[Begin]

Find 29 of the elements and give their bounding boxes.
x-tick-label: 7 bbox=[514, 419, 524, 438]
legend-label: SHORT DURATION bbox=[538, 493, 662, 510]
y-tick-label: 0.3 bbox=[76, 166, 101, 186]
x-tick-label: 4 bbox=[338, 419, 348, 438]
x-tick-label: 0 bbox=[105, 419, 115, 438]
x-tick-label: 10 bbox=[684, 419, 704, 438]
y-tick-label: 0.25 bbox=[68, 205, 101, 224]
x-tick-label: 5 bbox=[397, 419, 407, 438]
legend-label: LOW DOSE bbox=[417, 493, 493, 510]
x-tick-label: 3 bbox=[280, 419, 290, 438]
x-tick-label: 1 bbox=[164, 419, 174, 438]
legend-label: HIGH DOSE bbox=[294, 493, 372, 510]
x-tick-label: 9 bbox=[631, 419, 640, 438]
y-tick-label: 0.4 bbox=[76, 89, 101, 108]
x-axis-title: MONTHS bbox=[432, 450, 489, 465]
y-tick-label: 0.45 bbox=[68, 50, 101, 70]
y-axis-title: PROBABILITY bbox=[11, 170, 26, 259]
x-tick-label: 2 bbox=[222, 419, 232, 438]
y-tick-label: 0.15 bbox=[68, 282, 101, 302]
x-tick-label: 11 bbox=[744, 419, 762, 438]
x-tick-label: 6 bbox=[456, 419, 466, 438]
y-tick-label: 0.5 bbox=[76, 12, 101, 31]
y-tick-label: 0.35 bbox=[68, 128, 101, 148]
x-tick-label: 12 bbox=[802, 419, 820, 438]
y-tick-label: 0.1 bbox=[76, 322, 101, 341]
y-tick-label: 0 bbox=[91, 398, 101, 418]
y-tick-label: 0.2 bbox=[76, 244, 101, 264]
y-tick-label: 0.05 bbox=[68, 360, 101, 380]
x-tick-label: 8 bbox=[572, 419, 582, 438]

[End]

### [Exercise brief]
Format the records above as a numbered list, starting at the first line of the records and ending at the line that contains "x-tick-label: 1 bbox=[164, 419, 174, 438]", both included. Leave out any blank lines.

### [Completed task]
1. Find 29 of the elements and give their bounding boxes.
2. x-tick-label: 7 bbox=[514, 419, 524, 438]
3. legend-label: SHORT DURATION bbox=[538, 493, 662, 510]
4. y-tick-label: 0.3 bbox=[76, 166, 101, 186]
5. x-tick-label: 4 bbox=[338, 419, 348, 438]
6. x-tick-label: 0 bbox=[105, 419, 115, 438]
7. x-tick-label: 10 bbox=[684, 419, 704, 438]
8. y-tick-label: 0.25 bbox=[68, 205, 101, 224]
9. x-tick-label: 5 bbox=[397, 419, 407, 438]
10. legend-label: LOW DOSE bbox=[417, 493, 493, 510]
11. x-tick-label: 3 bbox=[280, 419, 290, 438]
12. x-tick-label: 1 bbox=[164, 419, 174, 438]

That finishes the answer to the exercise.